“Hemos conocido el amor que Dios nos tiene y hemos creído en El”. Hoy seguimos rezando en la primera lectura de la misa con los textos de la Carta de Juan, en la que vuelve a su pasión amorosa no disimulada por el Señor. Mantiene con sus palabras el asombro ante el poder amoroso de Dios, “si Dios nos amó de esta manera…” Está como absorto frente a un Dios que se esperaba liberador de Israel y apareció enamorado del hombre.

Voy a contar algo que me ha sucedido esta misma mañana. Visito a una mujer muy piadosa en su cama de oncología, tiene en su cara un rictus de dolor nada bueno, porque más parece un rictus del alma que propiciado por su enfermedad. Le digo pausadamente que cómo está, y me contesta, “pues aquí, con estos regalos que Jesús me manda”, se refiere al cáncer y a su colección de efectos secundarios: dolores, náuseas, debilidad… Si me permites, quiero analizar la frase de esta mujer, tan piadosa. Pongamos que se llama Lola. Puede que Lola me haya dicho con sorna que Dios le manda los dolores, en ese caso su relación con El dejaría mucho que desear, ya que la amargura por los dolores tendría a la ironía como único mecanismo de defensa. Pero si me dice en serio que Jesús, el Dios que porta en su pecho un Sagrado Corazón dispuesto a ser robado por quien más a tiro se encuentre, es el autor de sus dolores, y se los regala para mortificarla y hacerla mejor, pues tampoco tendrá paz. Se sabrá en manos de alguien que, sin razón aparente, la tortura. En cualquiera de los dos casos, no puede ser más que una mujer triste, doliente, más por su soledad que por el sufrimiento físico.

**Registros proporcionados**

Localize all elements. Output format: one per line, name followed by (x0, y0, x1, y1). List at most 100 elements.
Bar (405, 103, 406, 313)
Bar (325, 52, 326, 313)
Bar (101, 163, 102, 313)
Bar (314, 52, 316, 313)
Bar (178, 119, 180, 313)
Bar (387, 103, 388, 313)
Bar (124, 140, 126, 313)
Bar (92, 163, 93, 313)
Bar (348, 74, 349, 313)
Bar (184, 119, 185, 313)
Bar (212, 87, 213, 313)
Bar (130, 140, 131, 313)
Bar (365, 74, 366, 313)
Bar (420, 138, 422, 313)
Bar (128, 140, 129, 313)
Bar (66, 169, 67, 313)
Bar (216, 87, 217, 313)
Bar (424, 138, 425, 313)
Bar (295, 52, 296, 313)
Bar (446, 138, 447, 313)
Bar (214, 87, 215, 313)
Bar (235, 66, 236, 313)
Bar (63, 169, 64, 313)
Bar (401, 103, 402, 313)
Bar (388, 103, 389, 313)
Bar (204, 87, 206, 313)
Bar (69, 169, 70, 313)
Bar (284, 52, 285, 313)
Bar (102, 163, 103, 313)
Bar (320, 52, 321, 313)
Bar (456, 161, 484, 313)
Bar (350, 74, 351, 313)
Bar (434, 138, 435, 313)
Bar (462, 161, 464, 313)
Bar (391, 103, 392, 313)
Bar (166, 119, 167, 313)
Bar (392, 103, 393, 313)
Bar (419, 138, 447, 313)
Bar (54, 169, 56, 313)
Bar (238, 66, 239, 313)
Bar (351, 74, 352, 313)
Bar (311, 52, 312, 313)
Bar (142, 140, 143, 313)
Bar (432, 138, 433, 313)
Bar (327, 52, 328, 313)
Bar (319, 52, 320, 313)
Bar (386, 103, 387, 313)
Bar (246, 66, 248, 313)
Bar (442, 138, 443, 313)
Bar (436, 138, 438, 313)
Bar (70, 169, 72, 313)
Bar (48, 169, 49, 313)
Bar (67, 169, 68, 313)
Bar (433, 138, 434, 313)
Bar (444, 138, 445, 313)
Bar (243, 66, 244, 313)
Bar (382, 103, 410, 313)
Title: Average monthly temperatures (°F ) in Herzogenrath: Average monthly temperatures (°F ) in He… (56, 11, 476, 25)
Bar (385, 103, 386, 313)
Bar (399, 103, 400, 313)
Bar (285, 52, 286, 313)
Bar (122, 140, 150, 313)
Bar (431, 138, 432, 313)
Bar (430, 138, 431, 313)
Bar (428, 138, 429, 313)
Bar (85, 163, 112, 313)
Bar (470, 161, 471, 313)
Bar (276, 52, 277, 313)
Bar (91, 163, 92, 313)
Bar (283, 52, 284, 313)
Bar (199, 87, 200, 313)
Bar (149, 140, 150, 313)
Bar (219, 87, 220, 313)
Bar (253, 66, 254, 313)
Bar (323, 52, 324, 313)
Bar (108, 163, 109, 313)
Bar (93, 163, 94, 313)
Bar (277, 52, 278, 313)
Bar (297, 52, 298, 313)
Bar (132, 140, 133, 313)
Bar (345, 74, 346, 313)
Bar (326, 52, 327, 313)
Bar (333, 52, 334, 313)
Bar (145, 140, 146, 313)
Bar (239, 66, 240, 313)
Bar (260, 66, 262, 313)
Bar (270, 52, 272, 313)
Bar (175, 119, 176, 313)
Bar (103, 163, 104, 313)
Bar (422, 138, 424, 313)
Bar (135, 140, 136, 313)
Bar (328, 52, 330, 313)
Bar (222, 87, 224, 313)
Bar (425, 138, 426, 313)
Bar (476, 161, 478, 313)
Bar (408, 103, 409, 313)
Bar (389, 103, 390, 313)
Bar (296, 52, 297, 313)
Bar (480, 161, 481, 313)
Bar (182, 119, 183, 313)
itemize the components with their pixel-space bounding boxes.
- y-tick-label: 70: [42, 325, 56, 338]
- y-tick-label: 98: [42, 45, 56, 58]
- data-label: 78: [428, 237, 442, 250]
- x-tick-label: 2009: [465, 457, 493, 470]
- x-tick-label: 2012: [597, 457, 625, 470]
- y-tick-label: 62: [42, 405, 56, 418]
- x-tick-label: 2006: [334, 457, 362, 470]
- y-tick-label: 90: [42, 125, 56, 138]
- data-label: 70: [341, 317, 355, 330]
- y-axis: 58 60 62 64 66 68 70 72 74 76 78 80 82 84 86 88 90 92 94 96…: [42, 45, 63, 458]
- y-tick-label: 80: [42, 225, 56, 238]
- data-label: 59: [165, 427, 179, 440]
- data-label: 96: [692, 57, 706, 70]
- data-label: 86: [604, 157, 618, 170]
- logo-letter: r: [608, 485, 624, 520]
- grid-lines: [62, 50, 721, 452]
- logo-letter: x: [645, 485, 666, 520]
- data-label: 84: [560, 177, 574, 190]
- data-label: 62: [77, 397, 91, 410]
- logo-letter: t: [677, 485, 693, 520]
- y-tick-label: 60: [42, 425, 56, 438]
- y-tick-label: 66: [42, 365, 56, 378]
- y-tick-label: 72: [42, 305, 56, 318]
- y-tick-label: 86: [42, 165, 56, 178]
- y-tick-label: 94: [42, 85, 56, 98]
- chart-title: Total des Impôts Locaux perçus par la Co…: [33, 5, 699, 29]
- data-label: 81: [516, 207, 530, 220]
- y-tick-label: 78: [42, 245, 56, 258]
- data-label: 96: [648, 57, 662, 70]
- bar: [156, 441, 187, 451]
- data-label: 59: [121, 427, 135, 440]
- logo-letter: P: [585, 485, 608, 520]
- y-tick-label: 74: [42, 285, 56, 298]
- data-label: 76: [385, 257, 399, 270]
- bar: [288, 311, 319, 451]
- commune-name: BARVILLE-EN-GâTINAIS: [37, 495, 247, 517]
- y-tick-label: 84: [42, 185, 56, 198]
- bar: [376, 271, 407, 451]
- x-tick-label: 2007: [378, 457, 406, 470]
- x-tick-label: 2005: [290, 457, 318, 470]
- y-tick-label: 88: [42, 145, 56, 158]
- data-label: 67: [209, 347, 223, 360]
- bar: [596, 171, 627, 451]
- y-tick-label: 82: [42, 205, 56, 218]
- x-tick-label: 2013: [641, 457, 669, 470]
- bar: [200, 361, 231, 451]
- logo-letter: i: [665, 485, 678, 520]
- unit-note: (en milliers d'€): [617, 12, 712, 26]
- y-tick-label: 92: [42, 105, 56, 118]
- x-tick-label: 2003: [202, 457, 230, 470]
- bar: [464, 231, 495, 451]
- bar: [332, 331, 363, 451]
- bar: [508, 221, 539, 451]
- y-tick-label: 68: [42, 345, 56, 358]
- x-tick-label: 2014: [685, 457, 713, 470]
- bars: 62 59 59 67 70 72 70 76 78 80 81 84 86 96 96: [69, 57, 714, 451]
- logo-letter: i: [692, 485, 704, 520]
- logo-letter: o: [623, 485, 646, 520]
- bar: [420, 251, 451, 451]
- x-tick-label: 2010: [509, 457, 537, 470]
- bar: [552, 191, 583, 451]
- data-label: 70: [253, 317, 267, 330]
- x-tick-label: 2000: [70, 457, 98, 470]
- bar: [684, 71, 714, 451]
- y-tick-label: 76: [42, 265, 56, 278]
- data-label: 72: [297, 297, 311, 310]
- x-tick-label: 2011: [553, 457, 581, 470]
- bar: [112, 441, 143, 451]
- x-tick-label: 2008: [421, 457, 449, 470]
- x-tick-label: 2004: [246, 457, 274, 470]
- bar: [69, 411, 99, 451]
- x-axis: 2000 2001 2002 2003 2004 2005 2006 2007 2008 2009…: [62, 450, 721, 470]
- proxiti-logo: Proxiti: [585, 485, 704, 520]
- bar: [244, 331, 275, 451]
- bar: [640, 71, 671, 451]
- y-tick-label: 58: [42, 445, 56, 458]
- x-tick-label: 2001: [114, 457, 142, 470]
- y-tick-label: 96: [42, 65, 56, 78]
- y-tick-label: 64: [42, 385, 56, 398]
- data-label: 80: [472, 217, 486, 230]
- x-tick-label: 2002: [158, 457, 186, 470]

**Tu tarea**
Retoma la reflexión sobre el amor de Dios y la visita a Lola, y continúala desde su última frase.

**Respuesta escrita**
Qué distinta es la postura de un testigo como Juan, que vio a su Maestro sudar sangre en el Huerto de los Olivos. Ahí comprobó que vino a los suyos y los suyos no lo recibieron. Los suyos fueron quienes lo golpearon, es decir, nosotros, por quienes entró en el Jordán para ser bautizado. Juan vio en la distancia cómo le pegaban y maltrataban igual que a un pelele goyesco. El amor no era amado, el amor era desposeído de su belleza. Y nosotros seguimos pensando que es Dios quien pega, quien lacera al hombre, o juega con Él para probarle como a un ratón de laboratorio. Y es justo lo contrario. En el instante de nuestro dolor, es Él quien sufre a nuestro lado, como un niño que no entiende lo que ocurre. Jesús tampoco entendía al criado del sumo sacerdote que lo abofeteó, “¿por qué me pegas?” Qué pregunta más deliciosamente ingenua en boca de la Perfecta Inocencia que era Jesús. El Jesús sufriente que llevamos en los pasos de Semana Santa por las calles de nuestro país, no es un Rey sentado en un trono con una vara de golpear los costados de sus hijos, sino una víctima del poder irracional de los hombres. Por eso, Él, que es el amor más puro, sólo sabe acompañar a los suyos en ese misterio de sombras que es el cáncer o cualquier otro horror.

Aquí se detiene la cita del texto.